• **Text shown**:
Remix.run Logo
sroerick 6 hours ago

I'm not really qualified to talk about either topic at length, but my impression is that the Microservice crowd is kind of a different group than the anti-OOP crowd.

As a total beginner to the functional programming world, something I've never seen mentioned at length is that OOP actually makes a ton of sense for CRUD and database operations.

I get not wanting crazy multi tier class inheritance, that seems like a disaster.

In my case, I wanted to do CRUD endpoints which were programmatically generated based on database schema. Turns out - it's super hard without an ORM or at least some kind of object layer. I got halfway through it before I realized what I was making was actually an ORM.

Please feel free to let me know why this is all an awful idea, or why I'm doing it wrong, I genuinely am just winging it.

abraae 5 hours ago | parent | next [-]

You're not wrong.

It's fashionable to dunk on OOP (because most examples - like employee being a subtype of person - are stupid) and ORM (because yes you need to hand write queries of any real complexity).

But there's a reason large projects rely on them. When used properly they are powerful, useful, time-saving and complexity-reducing abstractions.

Code hipsters always push new techniques and disparage the old ones, then eventually realise that there were good reasons for the status quo.

Case in point the arrival of NoSQL and wild uptake of MongoDB and the like last decade. Today people have re-learned the value of the R part of RDBMS.

senderista 5 hours ago | parent [-]

Large projects benefited from OOP because large projects need abstraction and modularization. But OOP is not unique in providing those benefits, and it includes some constructs (e.g. inheritance, strictly-dynamic polymorphism) that have proven harmful over time.

abraae 5 hours ago | parent [-]

Inheritance == harmful is quite an extreme position.

Jtsummers 4 hours ago | parent [-]

It may be extreme, but it's very common. It's probably the single most common argument used against OOP. If you drop out inheritance, most of the complaints about OO fall away.

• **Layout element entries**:
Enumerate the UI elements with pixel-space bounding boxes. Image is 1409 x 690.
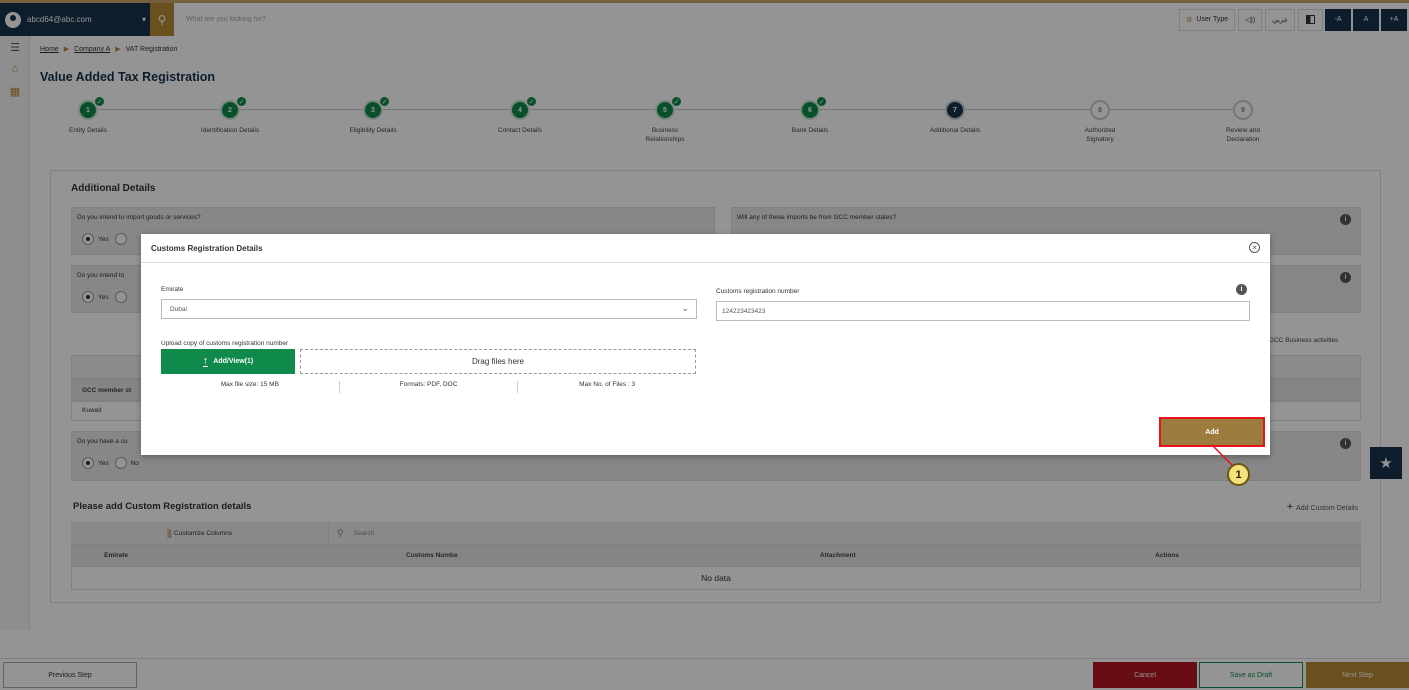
upload-constraints: Max file size: 15 MB Formats: PDF, DOC M… [161,381,696,393]
customs-registration-modal: Customs Registration Details ✕ Emirate D… [141,234,1270,455]
max-files: Max No. of Files : 3 [579,381,636,388]
emirate-label: Emirate [161,286,184,293]
chevron-down-icon: ⌄ [681,303,689,313]
info-icon[interactable]: i [1236,284,1247,295]
customs-reg-number-input[interactable]: 124223423423 [716,301,1250,321]
add-button[interactable]: Add [1159,417,1265,447]
upload-label: Upload copy of customs registration numb… [161,340,289,347]
upload-button-label: Add/View(1) [213,358,254,365]
customs-reg-number-label: Customs registration number [716,288,800,295]
upload-icon: ↑ [202,354,209,367]
step-callout-badge: 1 [1227,463,1250,486]
close-icon[interactable]: ✕ [1249,242,1260,253]
emirate-selected-value: Dubai [170,305,187,313]
file-drop-zone[interactable]: Drag files here [300,349,696,374]
emirate-select[interactable]: Dubai ⌄ [161,299,697,319]
max-file-size: Max file size: 15 MB [161,381,340,393]
file-formats: Formats: PDF, DOC [340,381,519,393]
modal-title: Customs Registration Details [141,234,1270,263]
add-view-upload-button[interactable]: ↑ Add/View(1) [161,349,295,374]
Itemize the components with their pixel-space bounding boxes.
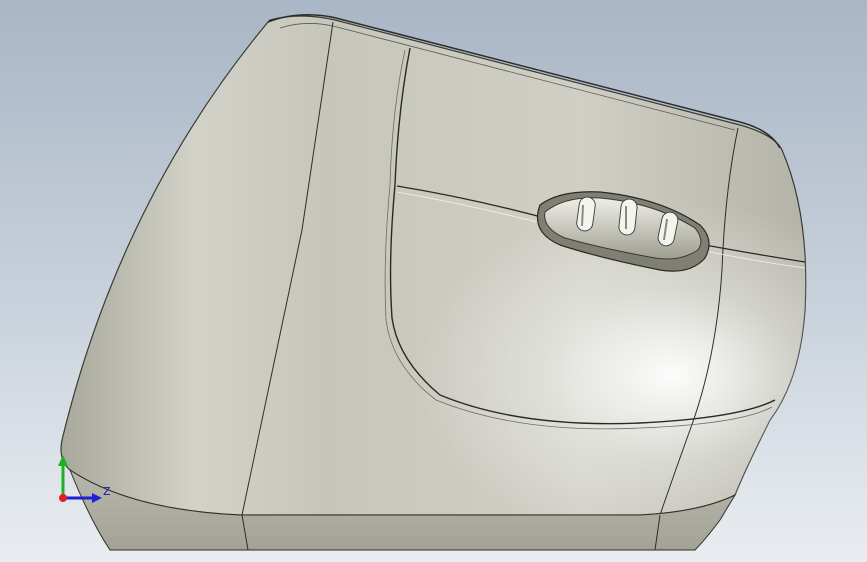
triad-z-label: Z (103, 485, 111, 498)
triad-x-origin (59, 494, 67, 502)
cad-viewport[interactable]: Z (0, 0, 867, 562)
mouse-body[interactable] (60, 14, 807, 551)
wheel-rib-shade-1 (581, 204, 584, 227)
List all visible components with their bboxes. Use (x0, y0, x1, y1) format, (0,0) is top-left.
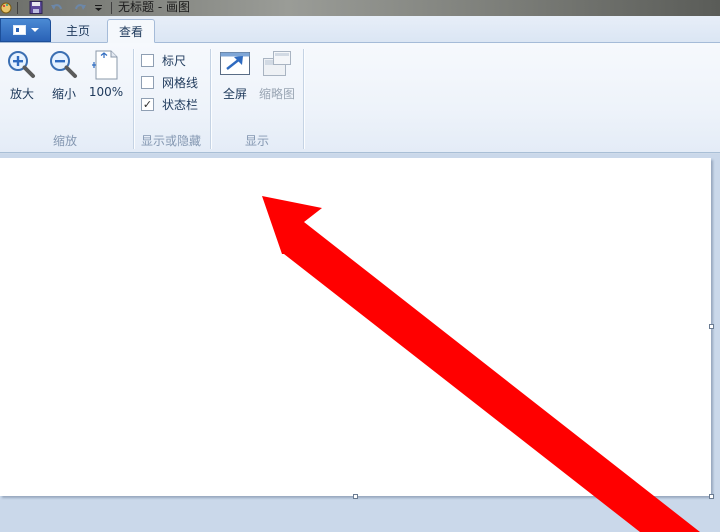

• **Problem set**:
• A. Write out the passage of the discussion about OOP that runs from "Case in point" to "OO fall away.", keeping every word and mark unchanged.
• B. Extend the discussion about OOP with the next part, beginning after its final comment.

• **Expected answers**:
• A.
Case in point the arrival of NoSQL and wild uptake of MongoDB and the like last decade. Today people have re-learned the value of the R part of RDBMS.

senderista 5 hours ago | parent [-]

Large projects benefited from OOP because large projects need abstraction and modularization. But OOP is not unique in providing those benefits, and it includes some constructs (e.g. inheritance, strictly-dynamic polymorphism) that have proven harmful over time.

abraae 5 hours ago | parent [-]

Inheritance == harmful is quite an extreme position.

Jtsummers 4 hours ago | parent [-]

It may be extreme, but it's very common. It's probably the single most common argument used against OOP. If you drop out inheritance, most of the complaints about OO fall away.

• B.
marcosdumay 3 hours ago | parent | prev | next [-]

> As a total beginner to the functional programming world, something I've never seen mentioned at length is that OOP actually makes a ton of sense for CRUD and database operations.

That's because you are wrong. There's nothing in relational databases mapping that make objects a better target than even the normal data structures you see in functional languages.

> In my case, I wanted to do CRUD endpoints which were programmatically generated based on database schema.

What is a pure transformation.

The problem is that CRUD applications are an incredibly bad explored area. There only mature projects out there are the OOP ORM ones. That's not because OOP is inherently better suited to the application, it's because there's simply not a lot of people willing to risk into working at that problem.

(And the reason people are not willing can be because developers don't choose their tools through rational evaluation, or may be some irrational one IDK. Mine is certainly because I know if I built an amazing system, nobody would come.)

sroerick 3 hours ago | parent [-]

> What is a pure transformation.

I don't know! Can you explain it, or how I would use it for this application?

> And the reason people are not willing can be because developers don't choose their tools through rational evaluation, or may be some irrational one IDK.

I think "do the tools exist in the world" is a pretty rational evaluation. I'd love to see the FP equivalent!

1718627440 3 hours ago | parent [-]

> I don't know!

A pure function is a function whose output only depends on the paramters and not has any internal state. Which in my opinion is a somewhat useless distinction, because you can make your state/instance/whatever the first parameter, (what C and Python do) and tada, every function that doesn't use globals (or static in C), is a pure function.

knome 2 hours ago | parent | next [-]

a pure function doesn't have side effects. it doesn't read from nonlocal state or trigger distant changes nor perform any manner of io.

a pure function doesn't change its inputs, it simply uses them to craft it's outputs.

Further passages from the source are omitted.